Below is a block of records: output all of them exactly and leave out the pictures.

··· Data for the task

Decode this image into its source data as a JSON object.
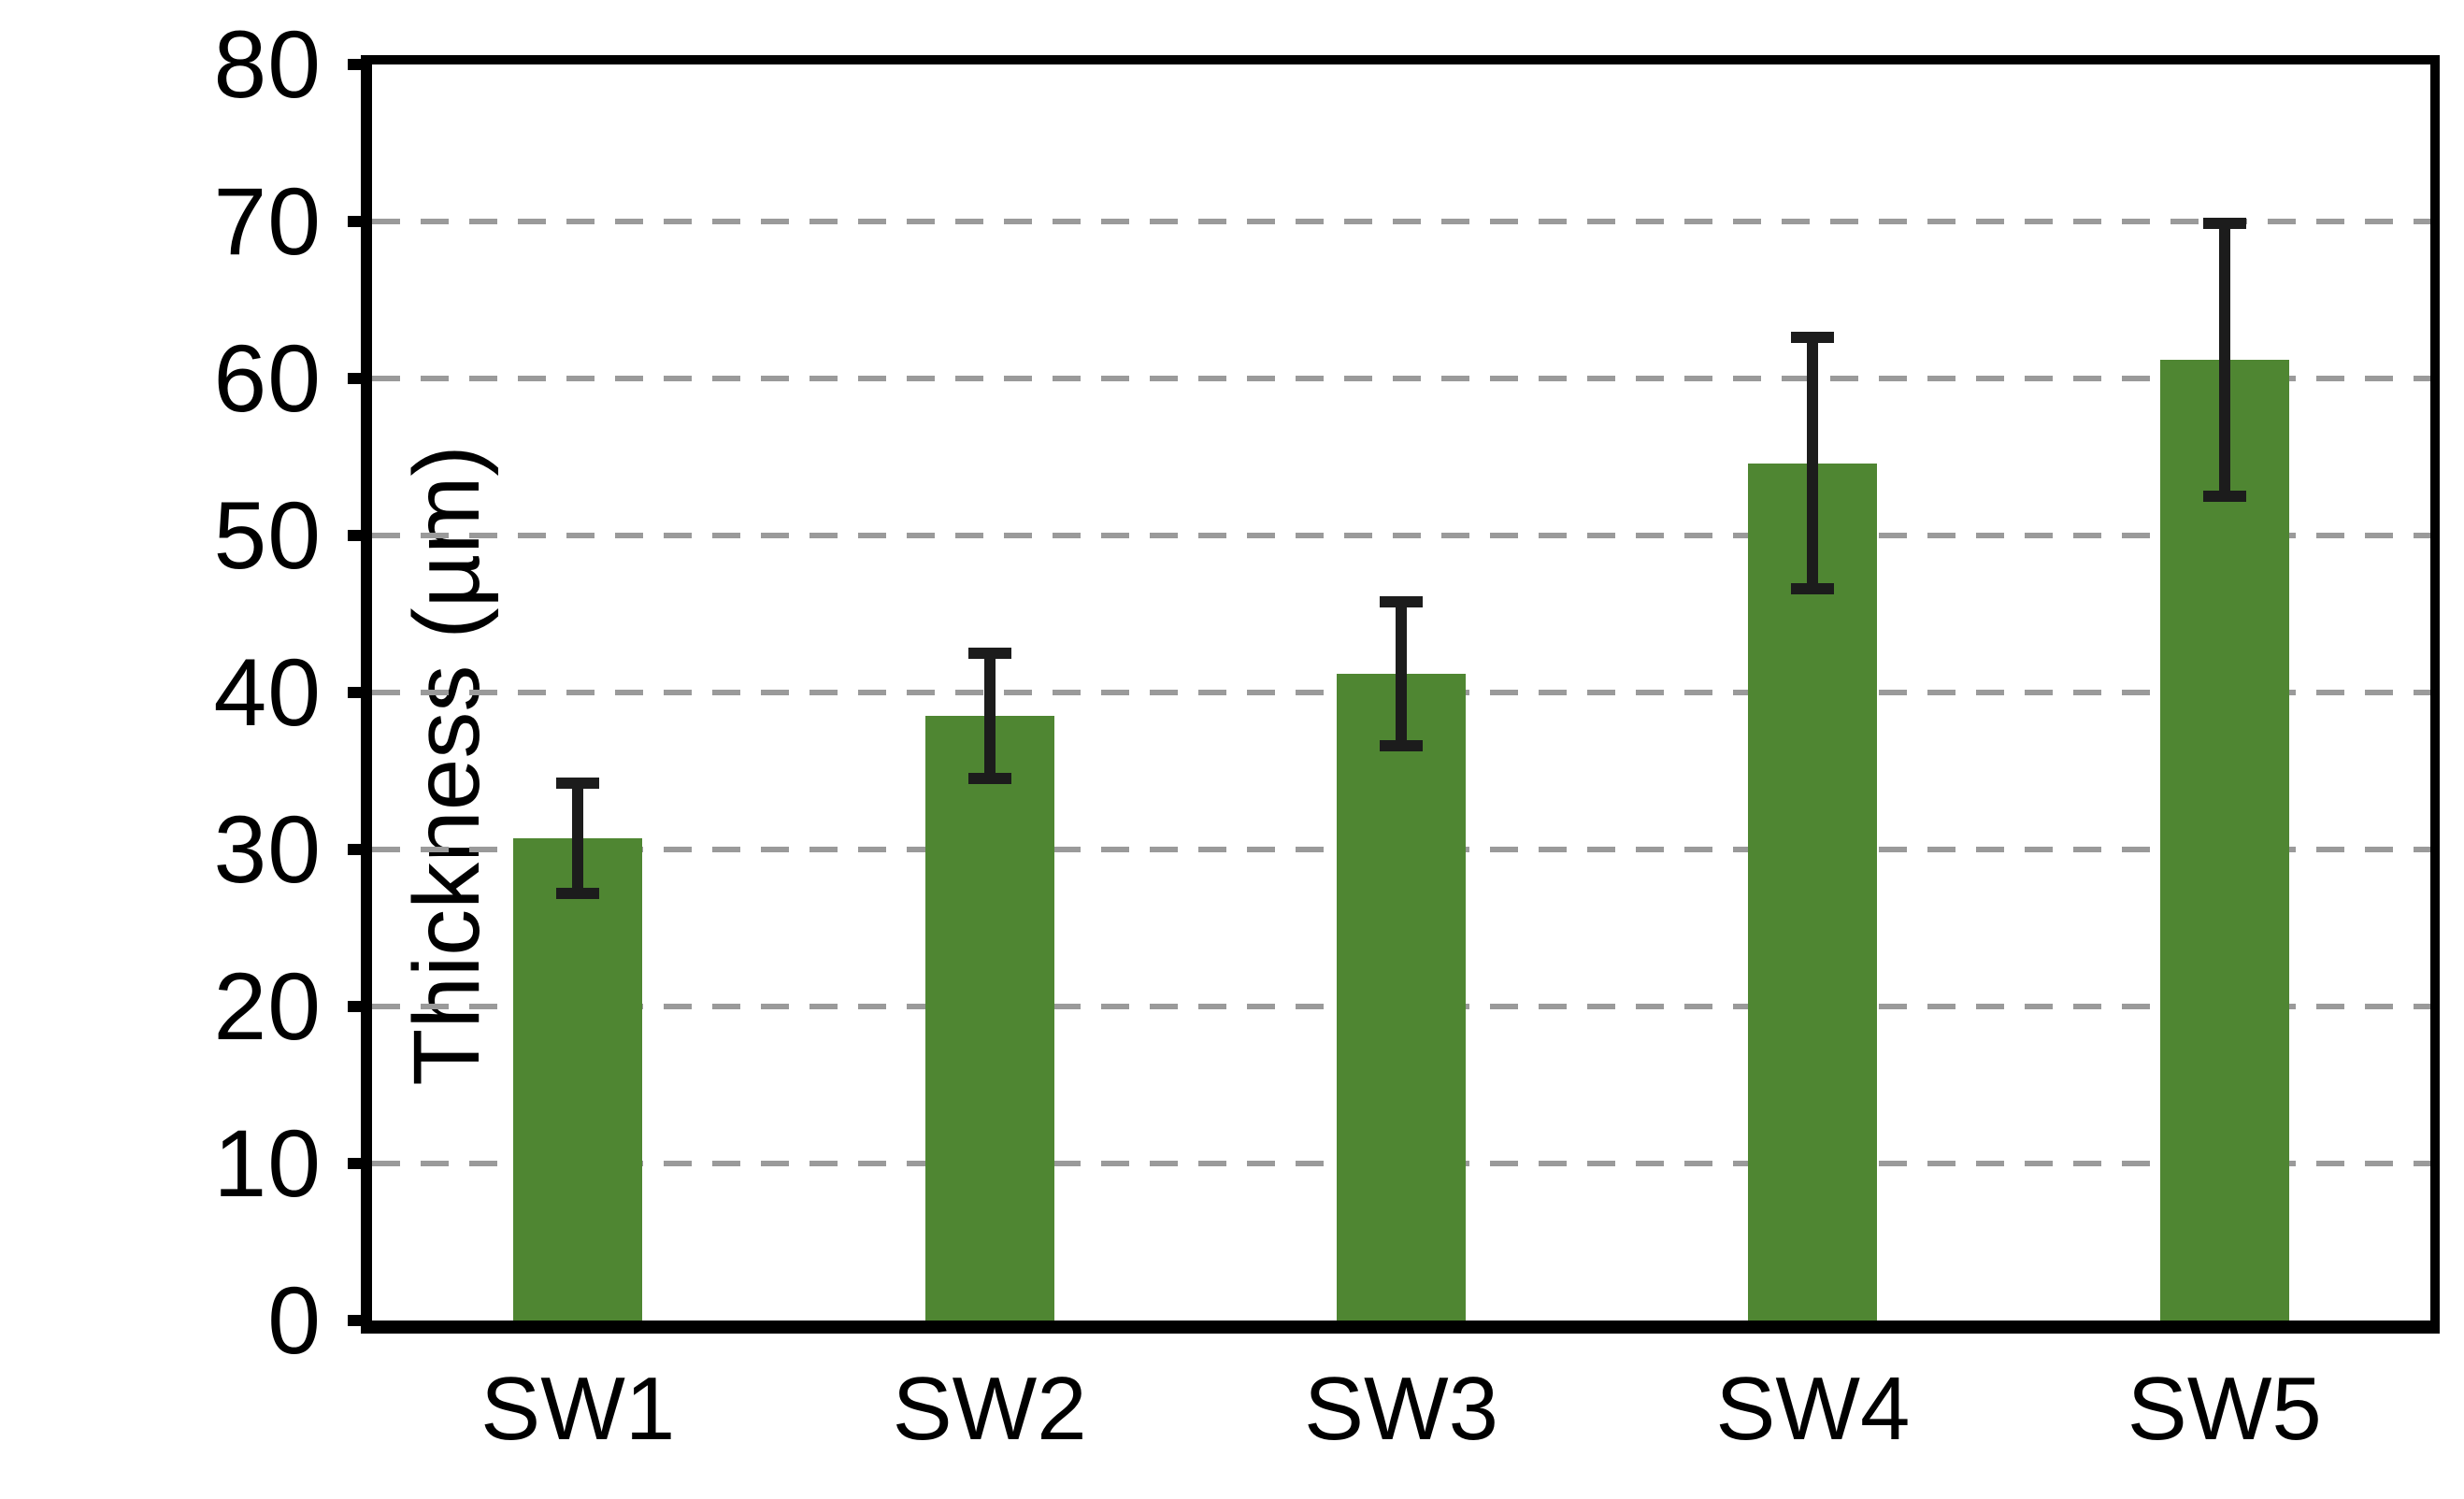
{
  "chart_data": {
    "type": "bar",
    "title": "",
    "categories": [
      "SW1",
      "SW2",
      "SW3",
      "SW4",
      "SW5"
    ],
    "values": [
      30.7,
      38.5,
      41.2,
      54.6,
      61.2
    ],
    "error_bars": [
      3.5,
      4.0,
      4.6,
      8.0,
      8.7
    ],
    "xlabel": "",
    "ylabel": "Thickness (µm)",
    "ylim": [
      0,
      80
    ],
    "yticks": [
      0,
      10,
      20,
      30,
      40,
      50,
      60,
      70,
      80
    ],
    "gridlines_at": [
      10,
      20,
      30,
      40,
      50,
      60,
      70
    ],
    "grid_style": "horizontal-dashed",
    "legend": "none",
    "colors": {
      "bar": "#4f8632",
      "error": "#1c1c1c",
      "grid": "#9a9a9a",
      "axis": "#000000",
      "text": "#000000",
      "background": "#ffffff"
    }
  }
}
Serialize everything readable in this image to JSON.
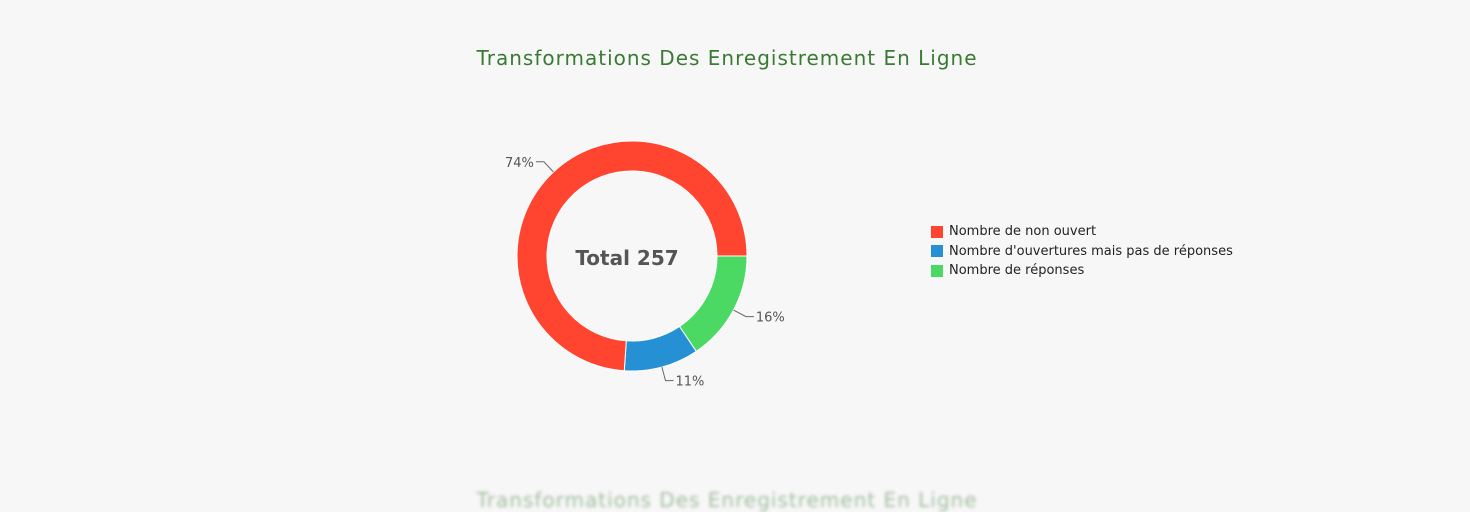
{
  "colors": {
    "background": "#f7f7f7",
    "title": "#3a7a34"
  },
  "chart_data": {
    "type": "pie",
    "variant": "donut",
    "title": "Transformations Des Enregistrement En Ligne",
    "center_label": "Total 257",
    "total": 257,
    "series": [
      {
        "name": "Nombre de non ouvert",
        "value": 190,
        "percent_label": "74%",
        "color": "#ff4430"
      },
      {
        "name": "Nombre d'ouvertures mais pas de réponses",
        "value": 27,
        "percent_label": "11%",
        "color": "#2690d4"
      },
      {
        "name": "Nombre de réponses",
        "value": 40,
        "percent_label": "16%",
        "color": "#4bd964"
      }
    ],
    "legend_position": "right"
  }
}
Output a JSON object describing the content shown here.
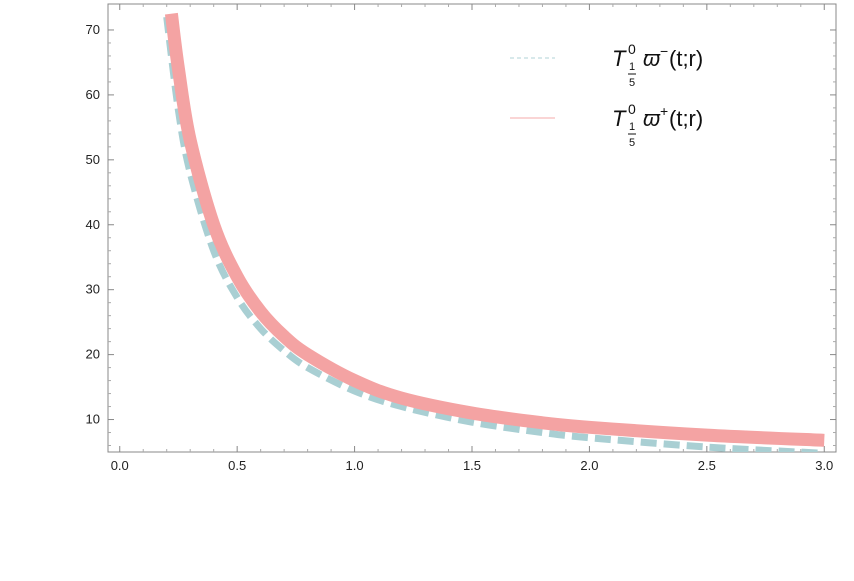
{
  "chart_data": {
    "type": "line",
    "title": "",
    "xlabel": "",
    "ylabel": "",
    "xlim": [
      -0.05,
      3.05
    ],
    "ylim": [
      5,
      74
    ],
    "x_ticks": [
      "0.0",
      "0.5",
      "1.0",
      "1.5",
      "2.0",
      "2.5",
      "3.0"
    ],
    "y_ticks": [
      "10",
      "20",
      "30",
      "40",
      "50",
      "60",
      "70"
    ],
    "grid": false,
    "legend_position": "top-right",
    "series": [
      {
        "name_parts": {
          "base": "T",
          "sup": "0",
          "sub_num": "1",
          "sub_den": "5",
          "symbol": "ϖ",
          "symbol_sup": "−",
          "args": "(t;r)"
        },
        "style": "dashed",
        "color": "#a9cfd3",
        "x": [
          0.2,
          0.25,
          0.3,
          0.4,
          0.5,
          0.6,
          0.7,
          0.8,
          1.0,
          1.2,
          1.5,
          1.8,
          2.0,
          2.5,
          3.0
        ],
        "y": [
          72.0,
          57.6,
          48.0,
          36.0,
          28.8,
          24.0,
          20.6,
          18.0,
          14.4,
          12.0,
          9.6,
          8.0,
          7.2,
          5.76,
          4.8
        ]
      },
      {
        "name_parts": {
          "base": "T",
          "sup": "0",
          "sub_num": "1",
          "sub_den": "5",
          "symbol": "ϖ",
          "symbol_sup": "+",
          "args": "(t;r)"
        },
        "style": "solid",
        "color": "#f4a3a3",
        "x": [
          0.22,
          0.25,
          0.3,
          0.4,
          0.5,
          0.6,
          0.7,
          0.8,
          1.0,
          1.2,
          1.5,
          1.8,
          2.0,
          2.5,
          3.0
        ],
        "y": [
          72.5,
          64.0,
          53.0,
          40.0,
          32.0,
          26.6,
          22.8,
          20.0,
          16.0,
          13.3,
          11.0,
          9.5,
          8.8,
          7.6,
          6.8
        ]
      }
    ]
  }
}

······

■ Answer to this exercise ■
Decode this image into its source data as a JSON object.
{
  "chart_data": {
    "type": "bar",
    "title": "",
    "categories": [
      "SW1",
      "SW2",
      "SW3",
      "SW4",
      "SW5"
    ],
    "values": [
      30.7,
      38.5,
      41.2,
      54.6,
      61.2
    ],
    "error_bars": [
      3.5,
      4.0,
      4.6,
      8.0,
      8.7
    ],
    "xlabel": "",
    "ylabel": "Thickness (µm)",
    "ylim": [
      0,
      80
    ],
    "yticks": [
      0,
      10,
      20,
      30,
      40,
      50,
      60,
      70,
      80
    ],
    "gridlines_at": [
      10,
      20,
      30,
      40,
      50,
      60,
      70
    ],
    "grid_style": "horizontal-dashed",
    "legend": "none",
    "colors": {
      "bar": "#4f8632",
      "error": "#1c1c1c",
      "grid": "#9a9a9a",
      "axis": "#000000",
      "text": "#000000",
      "background": "#ffffff"
    }
  }
}
Serialize everything readable in this image to JSON.
{
  "colors": {
    "background": "#f7f7f7",
    "title": "#3a7a34"
  },
  "chart_data": {
    "type": "pie",
    "variant": "donut",
    "title": "Transformations Des Enregistrement En Ligne",
    "center_label": "Total 257",
    "total": 257,
    "series": [
      {
        "name": "Nombre de non ouvert",
        "value": 190,
        "percent_label": "74%",
        "color": "#ff4430"
      },
      {
        "name": "Nombre d'ouvertures mais pas de réponses",
        "value": 27,
        "percent_label": "11%",
        "color": "#2690d4"
      },
      {
        "name": "Nombre de réponses",
        "value": 40,
        "percent_label": "16%",
        "color": "#4bd964"
      }
    ],
    "legend_position": "right"
  }
}
Output a JSON object describing the content shown here.
{
  "chart_data": {
    "type": "line",
    "title": "",
    "xlabel": "",
    "ylabel": "",
    "xlim": [
      -0.05,
      3.05
    ],
    "ylim": [
      5,
      74
    ],
    "x_ticks": [
      "0.0",
      "0.5",
      "1.0",
      "1.5",
      "2.0",
      "2.5",
      "3.0"
    ],
    "y_ticks": [
      "10",
      "20",
      "30",
      "40",
      "50",
      "60",
      "70"
    ],
    "grid": false,
    "legend_position": "top-right",
    "series": [
      {
        "name_parts": {
          "base": "T",
          "sup": "0",
          "sub_num": "1",
          "sub_den": "5",
          "symbol": "ϖ",
          "symbol_sup": "−",
          "args": "(t;r)"
        },
        "style": "dashed",
        "color": "#a9cfd3",
        "x": [
          0.2,
          0.25,
          0.3,
          0.4,
          0.5,
          0.6,
          0.7,
          0.8,
          1.0,
          1.2,
          1.5,
          1.8,
          2.0,
          2.5,
          3.0
        ],
        "y": [
          72.0,
          57.6,
          48.0,
          36.0,
          28.8,
          24.0,
          20.6,
          18.0,
          14.4,
          12.0,
          9.6,
          8.0,
          7.2,
          5.76,
          4.8
        ]
      },
      {
        "name_parts": {
          "base": "T",
          "sup": "0",
          "sub_num": "1",
          "sub_den": "5",
          "symbol": "ϖ",
          "symbol_sup": "+",
          "args": "(t;r)"
        },
        "style": "solid",
        "color": "#f4a3a3",
        "x": [
          0.22,
          0.25,
          0.3,
          0.4,
          0.5,
          0.6,
          0.7,
          0.8,
          1.0,
          1.2,
          1.5,
          1.8,
          2.0,
          2.5,
          3.0
        ],
        "y": [
          72.5,
          64.0,
          53.0,
          40.0,
          32.0,
          26.6,
          22.8,
          20.0,
          16.0,
          13.3,
          11.0,
          9.5,
          8.8,
          7.6,
          6.8
        ]
      }
    ]
  }
}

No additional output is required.